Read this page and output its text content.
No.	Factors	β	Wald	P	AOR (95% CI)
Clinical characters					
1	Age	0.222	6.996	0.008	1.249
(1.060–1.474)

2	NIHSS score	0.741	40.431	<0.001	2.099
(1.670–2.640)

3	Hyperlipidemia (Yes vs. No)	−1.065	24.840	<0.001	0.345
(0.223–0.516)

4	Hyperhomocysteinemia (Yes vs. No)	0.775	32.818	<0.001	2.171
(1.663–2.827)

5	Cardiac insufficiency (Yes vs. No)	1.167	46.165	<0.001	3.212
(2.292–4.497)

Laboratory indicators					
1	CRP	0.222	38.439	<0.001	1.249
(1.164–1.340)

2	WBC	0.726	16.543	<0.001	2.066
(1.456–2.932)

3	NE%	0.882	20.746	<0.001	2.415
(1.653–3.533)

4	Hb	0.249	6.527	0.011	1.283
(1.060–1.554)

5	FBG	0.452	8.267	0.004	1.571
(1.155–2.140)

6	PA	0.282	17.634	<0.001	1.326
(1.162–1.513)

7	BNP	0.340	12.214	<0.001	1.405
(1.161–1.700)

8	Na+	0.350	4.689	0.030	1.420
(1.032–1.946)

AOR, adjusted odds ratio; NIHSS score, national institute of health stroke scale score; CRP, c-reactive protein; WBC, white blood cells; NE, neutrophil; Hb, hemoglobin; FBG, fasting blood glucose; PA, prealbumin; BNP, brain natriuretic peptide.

* [YOUR GOAL]:
Repeat the listing above exactly. Add nothing.

* [EXERCISE ANSWER]:
Read this page and output its text content.
No.	Factors	β	Wald	P	AOR (95% CI)
Clinical characters					
1	Age	0.222	6.996	0.008	1.249
(1.060–1.474)

2	NIHSS score	0.741	40.431	<0.001	2.099
(1.670–2.640)

3	Hyperlipidemia (Yes vs. No)	−1.065	24.840	<0.001	0.345
(0.223–0.516)

4	Hyperhomocysteinemia (Yes vs. No)	0.775	32.818	<0.001	2.171
(1.663–2.827)

5	Cardiac insufficiency (Yes vs. No)	1.167	46.165	<0.001	3.212
(2.292–4.497)

Laboratory indicators					
1	CRP	0.222	38.439	<0.001	1.249
(1.164–1.340)

2	WBC	0.726	16.543	<0.001	2.066
(1.456–2.932)

3	NE%	0.882	20.746	<0.001	2.415
(1.653–3.533)

4	Hb	0.249	6.527	0.011	1.283
(1.060–1.554)

5	FBG	0.452	8.267	0.004	1.571
(1.155–2.140)

6	PA	0.282	17.634	<0.001	1.326
(1.162–1.513)

7	BNP	0.340	12.214	<0.001	1.405
(1.161–1.700)

8	Na+	0.350	4.689	0.030	1.420
(1.032–1.946)

AOR, adjusted odds ratio; NIHSS score, national institute of health stroke scale score; CRP, c-reactive protein; WBC, white blood cells; NE, neutrophil; Hb, hemoglobin; FBG, fasting blood glucose; PA, prealbumin; BNP, brain natriuretic peptide.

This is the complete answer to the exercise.